### Exercise brief
Copy the lines below as they are; omit the images they contain.

### Raw records
——
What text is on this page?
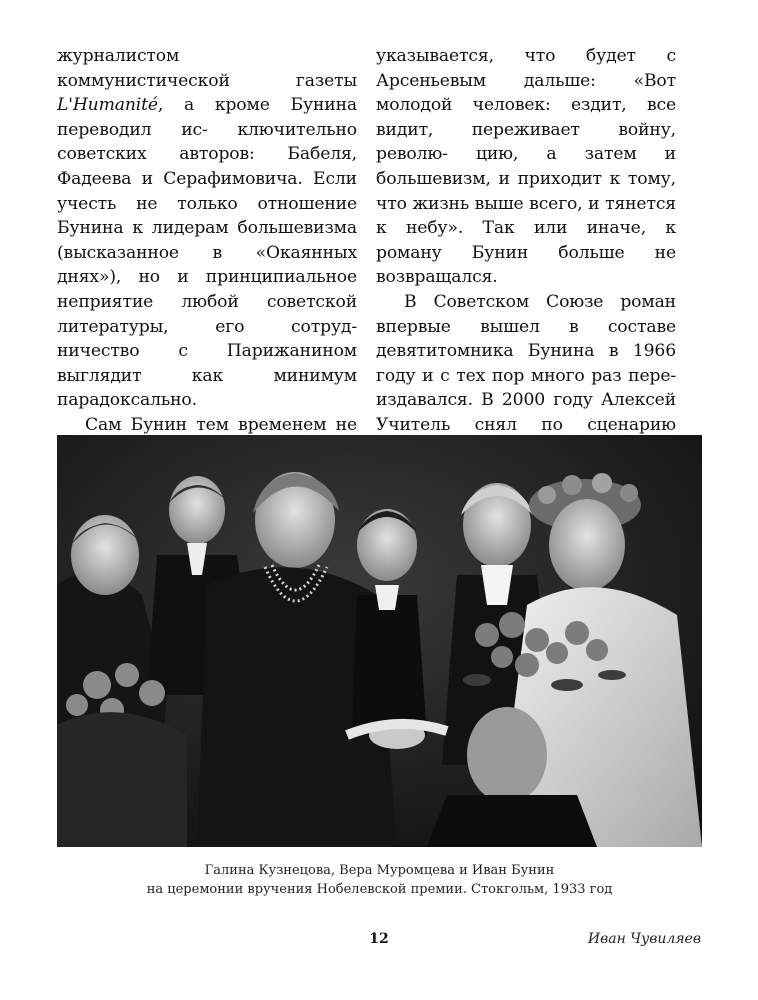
журналистом коммунистической газеты L'Humanité, а кроме Бунина переводил ис- ключительно советских авторов: Бабеля, Фадеева и Серафимовича. Если учесть не только отношение Бунина к лидерам большевизма (высказанное в «Окаянных днях»), но и принципиальное неприятие любой советской литературы, его сотруд- ничество с Парижанином выглядит как	минимум парадоксально.

Сам Бунин тем временем не

указывается, что будет с Арсеньевым дальше: «Вот молодой человек: ездит, все видит, переживает войну, револю- цию, а затем и большевизм, и приходит к тому, что жизнь выше всего, и тянется к небу». Так или иначе, к роману Бунин больше не возвращался.

В Советском Союзе роман впервые вышел в составе девятитомника Бунина в 1966 году и с тех пор много раз пере- издавался. В 2000 году Алексей Учитель снял по сценарию

Галина Кузнецова, Вера Муромцева и Иван Бунин
на церемонии вручения Нобелевской премии. Стокгольм, 1933 год
12	Иван Чувиляев
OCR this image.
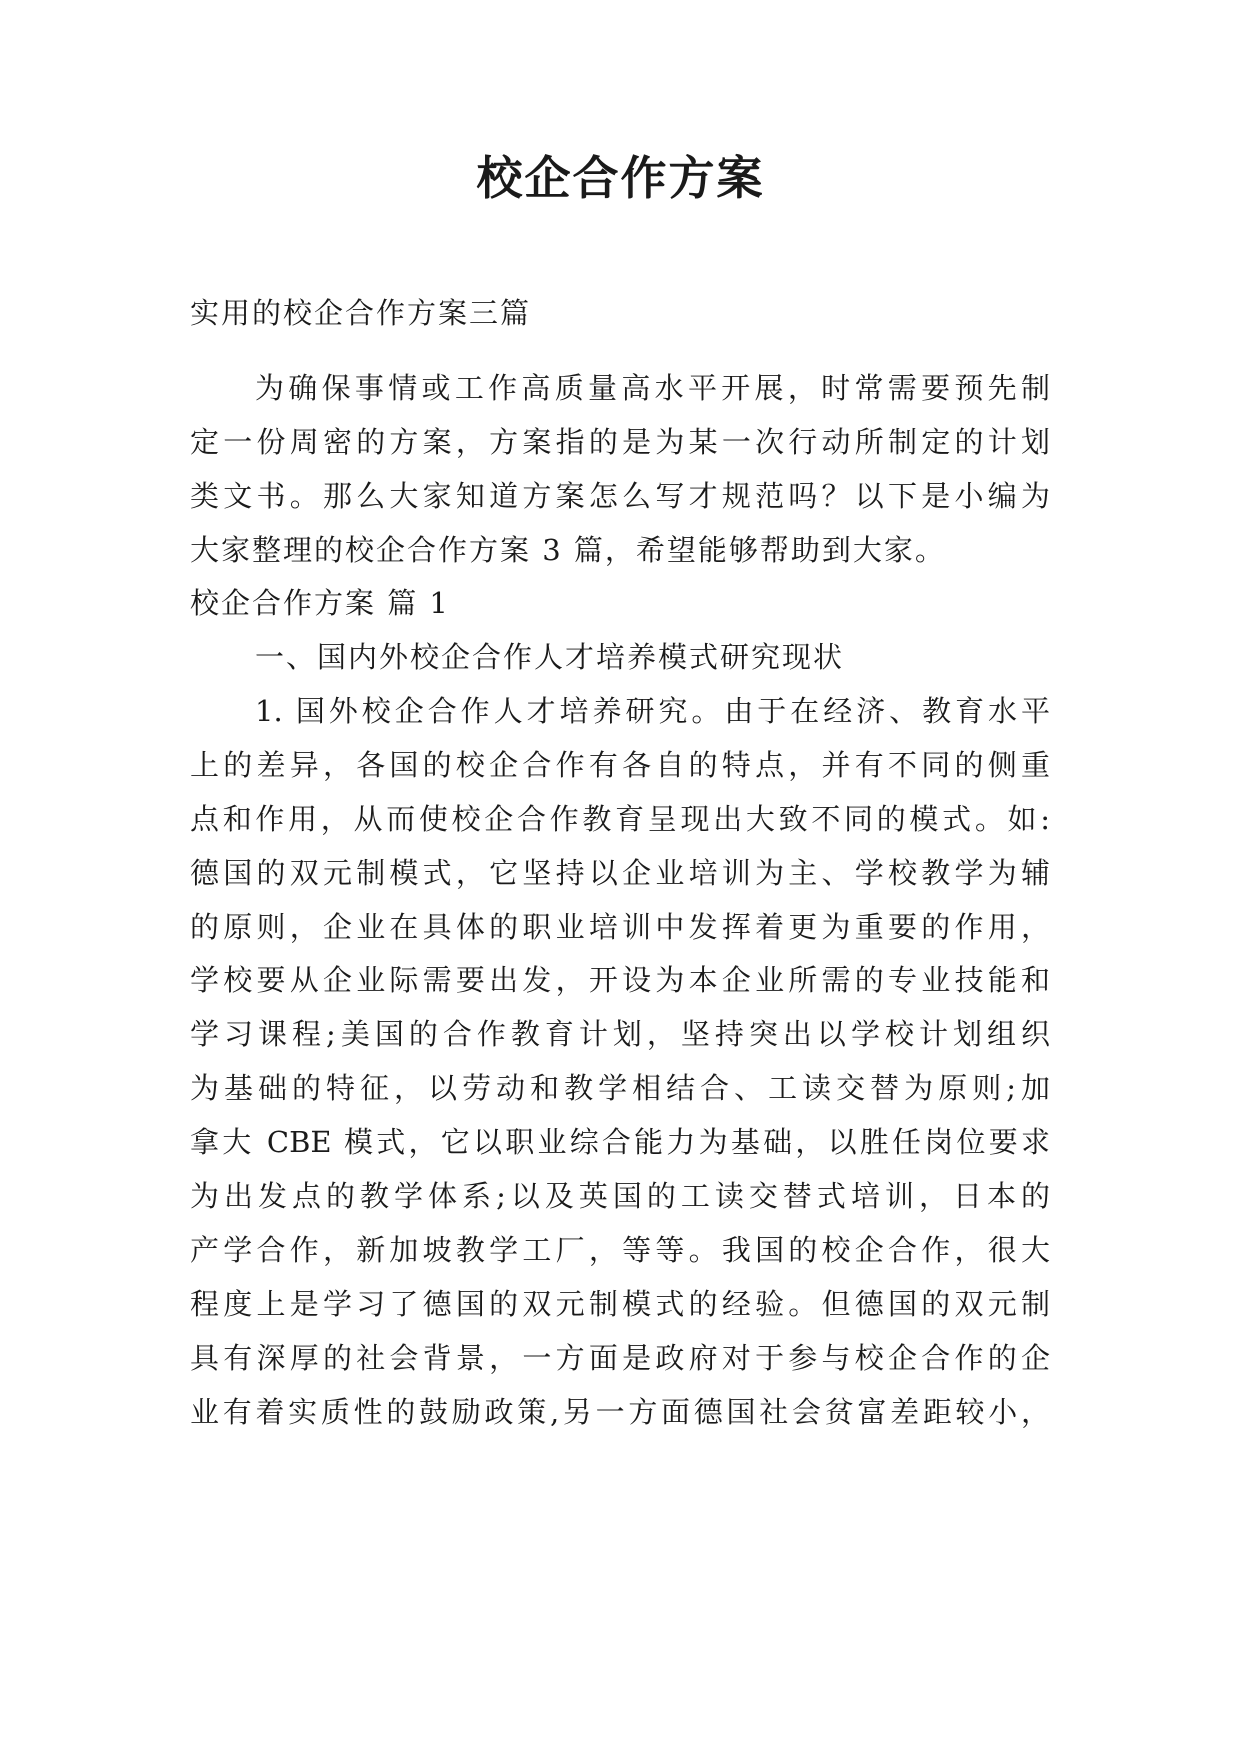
校企合作方案

实用的校企合作方案三篇

为确保事情或工作高质量高水平开展，时常需要预先制

定一份周密的方案，方案指的是为某一次行动所制定的计划

类文书。那么大家知道方案怎么写才规范吗？以下是小编为

大家整理的校企合作方案 3 篇，希望能够帮助到大家。

校企合作方案 篇 1

一、国内外校企合作人才培养模式研究现状

1. 国外校企合作人才培养研究。由于在经济、教育水平

上的差异，各国的校企合作有各自的特点，并有不同的侧重

点和作用，从而使校企合作教育呈现出大致不同的模式。如:

德国的双元制模式，它坚持以企业培训为主、学校教学为辅

的原则，企业在具体的职业培训中发挥着更为重要的作用，

学校要从企业际需要出发，开设为本企业所需的专业技能和

学习课程;美国的合作教育计划，坚持突出以学校计划组织

为基础的特征，以劳动和教学相结合、工读交替为原则;加

拿大 CBE 模式，它以职业综合能力为基础，以胜任岗位要求

为出发点的教学体系;以及英国的工读交替式培训，日本的

产学合作，新加坡教学工厂，等等。我国的校企合作，很大

程度上是学习了德国的双元制模式的经验。但德国的双元制

具有深厚的社会背景，一方面是政府对于参与校企合作的企

业有着实质性的鼓励政策,另一方面德国社会贫富差距较小，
——
### Expected output
What text is on this page?
журналистом коммунистической газеты L'Humanité, а кроме Бунина переводил ис- ключительно советских авторов: Бабеля, Фадеева и Серафимовича. Если учесть не только отношение Бунина к лидерам большевизма (высказанное в «Окаянных днях»), но и принципиальное неприятие любой советской литературы, его сотруд- ничество с Парижанином выглядит как	минимум парадоксально.

Сам Бунин тем временем не

указывается, что будет с Арсеньевым дальше: «Вот молодой человек: ездит, все видит, переживает войну, револю- цию, а затем и большевизм, и приходит к тому, что жизнь выше всего, и тянется к небу». Так или иначе, к роману Бунин больше не возвращался.

В Советском Союзе роман впервые вышел в составе девятитомника Бунина в 1966 году и с тех пор много раз пере- издавался. В 2000 году Алексей Учитель снял по сценарию

Галина Кузнецова, Вера Муромцева и Иван Бунин
на церемонии вручения Нобелевской премии. Стокгольм, 1933 год
12	Иван Чувиляев
OCR this image.
校企合作方案

实用的校企合作方案三篇

为确保事情或工作高质量高水平开展，时常需要预先制

定一份周密的方案，方案指的是为某一次行动所制定的计划

类文书。那么大家知道方案怎么写才规范吗？以下是小编为

大家整理的校企合作方案 3 篇，希望能够帮助到大家。

校企合作方案 篇 1

一、国内外校企合作人才培养模式研究现状

1. 国外校企合作人才培养研究。由于在经济、教育水平

上的差异，各国的校企合作有各自的特点，并有不同的侧重

点和作用，从而使校企合作教育呈现出大致不同的模式。如:

德国的双元制模式，它坚持以企业培训为主、学校教学为辅

的原则，企业在具体的职业培训中发挥着更为重要的作用，

学校要从企业际需要出发，开设为本企业所需的专业技能和

学习课程;美国的合作教育计划，坚持突出以学校计划组织

为基础的特征，以劳动和教学相结合、工读交替为原则;加

拿大 CBE 模式，它以职业综合能力为基础，以胜任岗位要求

为出发点的教学体系;以及英国的工读交替式培训，日本的

产学合作，新加坡教学工厂，等等。我国的校企合作，很大

程度上是学习了德国的双元制模式的经验。但德国的双元制

具有深厚的社会背景，一方面是政府对于参与校企合作的企

业有着实质性的鼓励政策,另一方面德国社会贫富差距较小，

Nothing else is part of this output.